(Records from a data source)
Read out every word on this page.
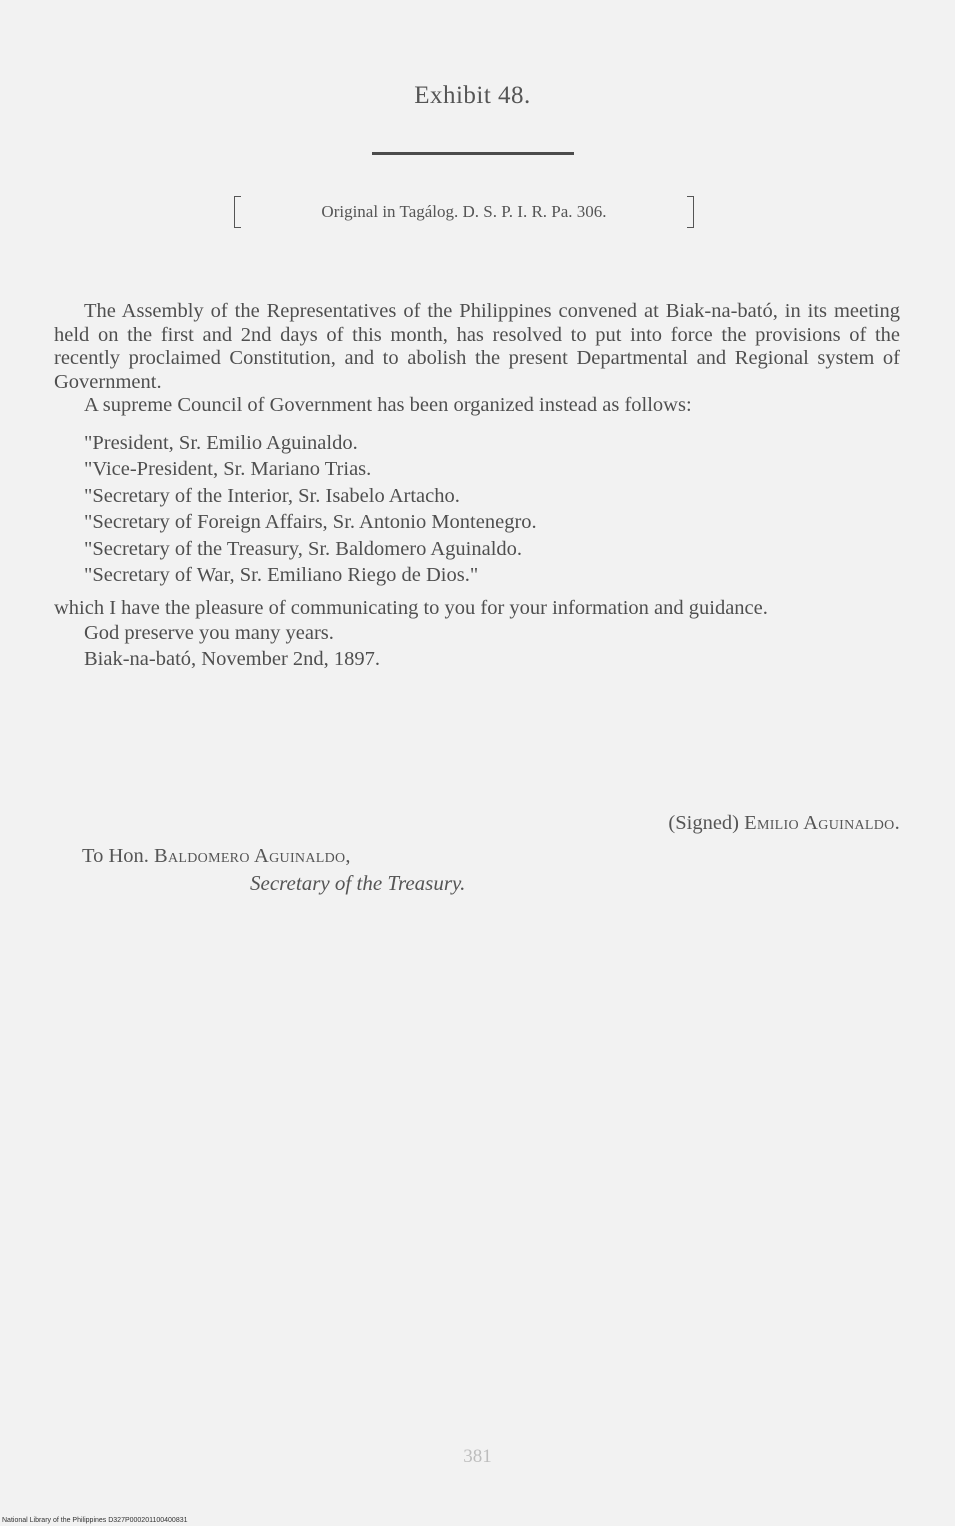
Exhibit 48.
Original in Tagálog. D. S. P. I. R. Pa. 306.

The Assembly of the Representatives of the Philippines convened at Biak-na-bató, in its meeting held on the first and 2nd days of this month, has resolved to put into force the provisions of the recently proclaimed Constitution, and to abolish the present Departmental and Regional system of Government.

A supreme Council of Government has been organized instead as follows:

"President, Sr. Emilio Aguinaldo.
"Vice-President, Sr. Mariano Trias.
"Secretary of the Interior, Sr. Isabelo Artacho.
"Secretary of Foreign Affairs, Sr. Antonio Montenegro.
"Secretary of the Treasury, Sr. Baldomero Aguinaldo.
"Secretary of War, Sr. Emiliano Riego de Dios."

which I have the pleasure of communicating to you for your information and guidance.

God preserve you many years.

Biak-na-bató, November 2nd, 1897.

(Signed) Emilio Aguinaldo.
To Hon. Baldomero Aguinaldo,
Secretary of the Treasury.
381
National Library of the Philippines D327P000201100400831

### Exercise
Omit the pictures and restate the rest of the records verbatim.

### Solution for this task
Read out every word on this page.
Exhibit 48.
Original in Tagálog. D. S. P. I. R. Pa. 306.

The Assembly of the Representatives of the Philippines convened at Biak-na-bató, in its meeting held on the first and 2nd days of this month, has resolved to put into force the provisions of the recently proclaimed Constitution, and to abolish the present Departmental and Regional system of Government.

A supreme Council of Government has been organized instead as follows:

"President, Sr. Emilio Aguinaldo.
"Vice-President, Sr. Mariano Trias.
"Secretary of the Interior, Sr. Isabelo Artacho.
"Secretary of Foreign Affairs, Sr. Antonio Montenegro.
"Secretary of the Treasury, Sr. Baldomero Aguinaldo.
"Secretary of War, Sr. Emiliano Riego de Dios."

which I have the pleasure of communicating to you for your information and guidance.

God preserve you many years.

Biak-na-bató, November 2nd, 1897.

(Signed) Emilio Aguinaldo.
To Hon. Baldomero Aguinaldo,
Secretary of the Treasury.
381
National Library of the Philippines D327P000201100400831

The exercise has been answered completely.